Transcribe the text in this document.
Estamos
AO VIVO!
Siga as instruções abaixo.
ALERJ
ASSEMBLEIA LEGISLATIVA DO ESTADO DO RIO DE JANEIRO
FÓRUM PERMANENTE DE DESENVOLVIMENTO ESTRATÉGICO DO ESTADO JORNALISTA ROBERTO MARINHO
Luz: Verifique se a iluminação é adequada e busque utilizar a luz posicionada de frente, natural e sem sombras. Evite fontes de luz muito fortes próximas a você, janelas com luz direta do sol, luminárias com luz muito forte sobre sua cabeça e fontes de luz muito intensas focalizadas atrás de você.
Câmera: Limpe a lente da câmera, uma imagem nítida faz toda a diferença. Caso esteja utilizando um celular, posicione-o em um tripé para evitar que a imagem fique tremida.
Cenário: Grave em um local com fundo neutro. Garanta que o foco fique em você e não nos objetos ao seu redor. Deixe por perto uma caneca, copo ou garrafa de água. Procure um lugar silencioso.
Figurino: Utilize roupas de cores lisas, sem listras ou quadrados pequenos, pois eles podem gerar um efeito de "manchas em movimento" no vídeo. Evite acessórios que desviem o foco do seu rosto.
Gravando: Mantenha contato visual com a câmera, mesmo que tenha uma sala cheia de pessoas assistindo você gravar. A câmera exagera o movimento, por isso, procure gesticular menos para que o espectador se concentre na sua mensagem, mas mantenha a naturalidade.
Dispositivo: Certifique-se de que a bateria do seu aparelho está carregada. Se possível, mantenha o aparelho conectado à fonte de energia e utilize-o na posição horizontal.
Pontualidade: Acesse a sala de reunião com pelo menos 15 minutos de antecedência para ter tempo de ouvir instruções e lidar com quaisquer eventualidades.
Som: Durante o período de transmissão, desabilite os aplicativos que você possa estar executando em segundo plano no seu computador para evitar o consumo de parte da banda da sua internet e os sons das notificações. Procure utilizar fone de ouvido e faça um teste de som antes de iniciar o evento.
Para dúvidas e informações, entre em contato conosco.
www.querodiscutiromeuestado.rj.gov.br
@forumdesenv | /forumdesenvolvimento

◇ ◇ ◇

Work to be completed
Set down the listing above in full, please, exactly as it appears.

Output for this task
Transcribe the text in this document.
Estamos
AO VIVO!
Siga as instruções abaixo.
ALERJ
ASSEMBLEIA LEGISLATIVA DO ESTADO DO RIO DE JANEIRO
FÓRUM PERMANENTE DE DESENVOLVIMENTO ESTRATÉGICO DO ESTADO JORNALISTA ROBERTO MARINHO
Luz: Verifique se a iluminação é adequada e busque utilizar a luz posicionada de frente, natural e sem sombras. Evite fontes de luz muito fortes próximas a você, janelas com luz direta do sol, luminárias com luz muito forte sobre sua cabeça e fontes de luz muito intensas focalizadas atrás de você.
Câmera: Limpe a lente da câmera, uma imagem nítida faz toda a diferença. Caso esteja utilizando um celular, posicione-o em um tripé para evitar que a imagem fique tremida.
Cenário: Grave em um local com fundo neutro. Garanta que o foco fique em você e não nos objetos ao seu redor. Deixe por perto uma caneca, copo ou garrafa de água. Procure um lugar silencioso.
Figurino: Utilize roupas de cores lisas, sem listras ou quadrados pequenos, pois eles podem gerar um efeito de "manchas em movimento" no vídeo. Evite acessórios que desviem o foco do seu rosto.
Gravando: Mantenha contato visual com a câmera, mesmo que tenha uma sala cheia de pessoas assistindo você gravar. A câmera exagera o movimento, por isso, procure gesticular menos para que o espectador se concentre na sua mensagem, mas mantenha a naturalidade.
Dispositivo: Certifique-se de que a bateria do seu aparelho está carregada. Se possível, mantenha o aparelho conectado à fonte de energia e utilize-o na posição horizontal.
Pontualidade: Acesse a sala de reunião com pelo menos 15 minutos de antecedência para ter tempo de ouvir instruções e lidar com quaisquer eventualidades.
Som: Durante o período de transmissão, desabilite os aplicativos que você possa estar executando em segundo plano no seu computador para evitar o consumo de parte da banda da sua internet e os sons das notificações. Procure utilizar fone de ouvido e faça um teste de som antes de iniciar o evento.
Para dúvidas e informações, entre em contato conosco.
www.querodiscutiromeuestado.rj.gov.br
@forumdesenv | /forumdesenvolvimento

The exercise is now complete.